> [PAGE EXTRACT]
____

27, Leinster-gardens, W., Dec. 26, 1901.
FRANCIS BACON’S BI-LITERAL CYPHER.
Surprise has been expressed that I have not more fully replied to the many severe and unjust criticisms of my work—the discovery and publication of the Bi-literal Cypher of Francis Bacon. On account of great distance causing lapse of time, the torrent of communications, which deluged the Times and other papers and magazines in London, had somewhat subsided before my replies to any could be returned to England, but the delay, although by no fault of ours and unavoidable, has not been due to distance alone.
The Times published two short letters with fair promptness. The Literary World gave space to two others, replying to articles appearing in its own columns; and the Daily News, of April 30, contained a part of my answer to Sir Henry Irving. An article in reply to some of the critics, prepared for the Pall Mall Magazine, could not, from prearrangement of space, appear until May—a rather late date. The delay was the more regretted because the article on the general subject, published in the March number of the same magazine, was prepared and sent forward before the criticisms of the latter part of December and January had reached me, and, though following shortly after, was in no way a reply.

____

> [SOURCE DATA]
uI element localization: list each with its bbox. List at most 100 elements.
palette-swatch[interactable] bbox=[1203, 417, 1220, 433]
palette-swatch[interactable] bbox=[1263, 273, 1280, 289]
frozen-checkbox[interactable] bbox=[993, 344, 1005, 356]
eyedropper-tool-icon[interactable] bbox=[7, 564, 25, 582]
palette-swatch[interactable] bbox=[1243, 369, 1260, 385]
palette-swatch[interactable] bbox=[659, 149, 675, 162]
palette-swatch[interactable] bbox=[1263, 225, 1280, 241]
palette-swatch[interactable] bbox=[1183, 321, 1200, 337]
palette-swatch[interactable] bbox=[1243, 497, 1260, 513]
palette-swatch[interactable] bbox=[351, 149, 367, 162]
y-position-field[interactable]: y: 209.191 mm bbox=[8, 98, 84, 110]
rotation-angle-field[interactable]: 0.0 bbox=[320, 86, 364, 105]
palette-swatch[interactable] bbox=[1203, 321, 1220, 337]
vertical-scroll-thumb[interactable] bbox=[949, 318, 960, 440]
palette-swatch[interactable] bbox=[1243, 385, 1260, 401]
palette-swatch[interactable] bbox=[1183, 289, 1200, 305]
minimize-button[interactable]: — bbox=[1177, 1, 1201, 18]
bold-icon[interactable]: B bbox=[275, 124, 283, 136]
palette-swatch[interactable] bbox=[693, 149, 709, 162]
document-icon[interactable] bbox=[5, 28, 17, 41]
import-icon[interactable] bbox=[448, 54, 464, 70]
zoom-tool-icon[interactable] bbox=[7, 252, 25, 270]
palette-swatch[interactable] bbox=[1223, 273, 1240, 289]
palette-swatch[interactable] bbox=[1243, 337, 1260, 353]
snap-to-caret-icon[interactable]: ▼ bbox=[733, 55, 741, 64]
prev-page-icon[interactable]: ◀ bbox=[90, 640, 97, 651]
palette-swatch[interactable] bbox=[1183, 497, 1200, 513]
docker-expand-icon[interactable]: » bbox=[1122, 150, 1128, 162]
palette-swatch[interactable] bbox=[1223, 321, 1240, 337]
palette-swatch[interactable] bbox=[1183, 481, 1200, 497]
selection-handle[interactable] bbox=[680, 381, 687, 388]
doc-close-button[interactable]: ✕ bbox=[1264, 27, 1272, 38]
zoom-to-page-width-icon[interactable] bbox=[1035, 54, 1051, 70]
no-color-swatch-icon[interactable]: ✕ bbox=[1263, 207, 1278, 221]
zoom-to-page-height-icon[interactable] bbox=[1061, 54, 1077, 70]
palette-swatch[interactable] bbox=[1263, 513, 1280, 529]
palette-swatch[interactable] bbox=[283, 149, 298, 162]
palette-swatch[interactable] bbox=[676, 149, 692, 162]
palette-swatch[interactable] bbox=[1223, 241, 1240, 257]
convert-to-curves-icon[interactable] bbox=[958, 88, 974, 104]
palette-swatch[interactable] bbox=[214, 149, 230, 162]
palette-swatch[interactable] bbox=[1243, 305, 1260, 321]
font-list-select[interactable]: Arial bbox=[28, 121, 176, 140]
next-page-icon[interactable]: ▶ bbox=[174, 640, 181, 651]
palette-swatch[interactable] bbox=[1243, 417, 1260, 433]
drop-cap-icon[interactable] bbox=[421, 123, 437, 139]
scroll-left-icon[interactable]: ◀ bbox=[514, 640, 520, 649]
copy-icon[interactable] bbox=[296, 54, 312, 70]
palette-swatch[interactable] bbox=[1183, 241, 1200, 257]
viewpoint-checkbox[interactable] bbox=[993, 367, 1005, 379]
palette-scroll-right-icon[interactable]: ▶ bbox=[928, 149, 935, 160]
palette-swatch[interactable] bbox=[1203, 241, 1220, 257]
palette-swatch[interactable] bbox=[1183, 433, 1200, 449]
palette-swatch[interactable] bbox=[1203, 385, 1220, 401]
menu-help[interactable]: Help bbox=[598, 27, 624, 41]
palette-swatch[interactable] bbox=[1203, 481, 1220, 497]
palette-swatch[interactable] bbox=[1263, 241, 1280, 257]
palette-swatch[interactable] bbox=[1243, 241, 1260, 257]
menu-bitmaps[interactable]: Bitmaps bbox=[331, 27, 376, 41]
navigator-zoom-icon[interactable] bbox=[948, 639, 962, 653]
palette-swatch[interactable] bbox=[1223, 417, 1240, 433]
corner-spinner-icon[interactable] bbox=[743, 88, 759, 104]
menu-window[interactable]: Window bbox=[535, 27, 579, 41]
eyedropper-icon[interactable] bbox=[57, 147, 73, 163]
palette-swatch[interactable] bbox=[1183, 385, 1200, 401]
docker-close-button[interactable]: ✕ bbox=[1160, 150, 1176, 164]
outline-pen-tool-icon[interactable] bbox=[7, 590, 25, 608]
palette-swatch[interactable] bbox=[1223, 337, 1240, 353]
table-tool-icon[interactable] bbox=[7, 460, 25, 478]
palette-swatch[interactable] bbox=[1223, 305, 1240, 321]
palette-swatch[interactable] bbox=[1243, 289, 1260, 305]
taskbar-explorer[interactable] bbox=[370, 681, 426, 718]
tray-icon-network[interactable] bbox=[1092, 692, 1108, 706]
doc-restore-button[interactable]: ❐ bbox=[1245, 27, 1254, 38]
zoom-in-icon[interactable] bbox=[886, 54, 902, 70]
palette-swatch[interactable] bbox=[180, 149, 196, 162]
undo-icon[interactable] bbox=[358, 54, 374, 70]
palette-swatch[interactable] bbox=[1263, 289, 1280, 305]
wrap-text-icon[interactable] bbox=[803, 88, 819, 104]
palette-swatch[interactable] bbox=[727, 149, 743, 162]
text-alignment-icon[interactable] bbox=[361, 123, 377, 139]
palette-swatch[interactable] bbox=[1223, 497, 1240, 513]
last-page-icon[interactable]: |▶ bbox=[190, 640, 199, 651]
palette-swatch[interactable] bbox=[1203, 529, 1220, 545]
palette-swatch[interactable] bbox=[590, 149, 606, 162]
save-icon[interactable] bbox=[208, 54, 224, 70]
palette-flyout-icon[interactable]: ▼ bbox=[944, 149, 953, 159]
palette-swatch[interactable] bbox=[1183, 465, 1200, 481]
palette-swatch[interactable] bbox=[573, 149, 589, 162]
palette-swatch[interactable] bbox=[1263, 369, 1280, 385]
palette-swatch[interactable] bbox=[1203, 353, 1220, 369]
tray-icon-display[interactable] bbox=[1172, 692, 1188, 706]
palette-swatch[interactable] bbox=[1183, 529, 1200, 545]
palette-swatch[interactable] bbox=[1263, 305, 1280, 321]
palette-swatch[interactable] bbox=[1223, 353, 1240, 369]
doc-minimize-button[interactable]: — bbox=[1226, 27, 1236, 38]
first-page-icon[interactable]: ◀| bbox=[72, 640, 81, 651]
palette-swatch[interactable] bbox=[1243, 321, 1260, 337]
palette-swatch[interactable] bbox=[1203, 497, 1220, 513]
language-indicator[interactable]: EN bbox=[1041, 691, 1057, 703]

____

> [WORK INSTRUCTIONS]
**A.** In the letter on Bacon's bi-literal cypher, which paper carried part of the writer's answer to Sir Henry Irving, and on what date?
**B.** Please go on with the letter on Bacon's bi-literal cypher, picking up after its last sentence.
The rows come from a different source than the letter.

> [WRITTEN RESPONSES]
**A.** The Daily News, of April 30.

**B.**
In the January number of the Nineteenth Century and After, there appeared two articles of attack upon the Cypher, one by Mr. Candler, and one by Mr. R. B. Marston. Mr. Marston, I understand, is a member of the firm publishing the magazine. His article was a continuation of the unfounded and libelous charges appearing in the Publishers’ Circular and in the Times concerning myself and my work. I replied at length and forwarded the articles to Messrs. Gay & Bird, under date of February 5th, desiring that the denial of these charges should be given equal prominence. Electrotype plates were forwarded for illustration of the technical portions. Plates for fac-simile pages from the two editions of De Augmentis, affording most interesting illustration of the method of the cipher and of the differences between the editions of 1623 and 1624, were also furnished. I am now advised by Messrs. Gay & Bird that the Nineteenth Century, the Contemporary Review, and the Times, have declined to publish any part of these articles.
This must be my apology for now issuing in pamphlet form what was prepared for the public periodicals and should have appeared months ago as part of the discussion of the subject that is of interest to a large number of readers. The reluctance of the press in general, to print anything Baconian is well illustrated in this refusal of my critics to give place to my replies. I do not think it should be considered a waste of space to discuss discoveries that correct history in important particulars. The cipher is a fact, and cannot be ignored. It is neither imagination nor creation of mine. It is a part of the history of England, and effort should be directed to further investigations along the lines it indicates—to search among old MSS., in the museums and libraries and in the archives of the government, for other facts which in the light of the cipher revelations will be better understood than they have been in the past.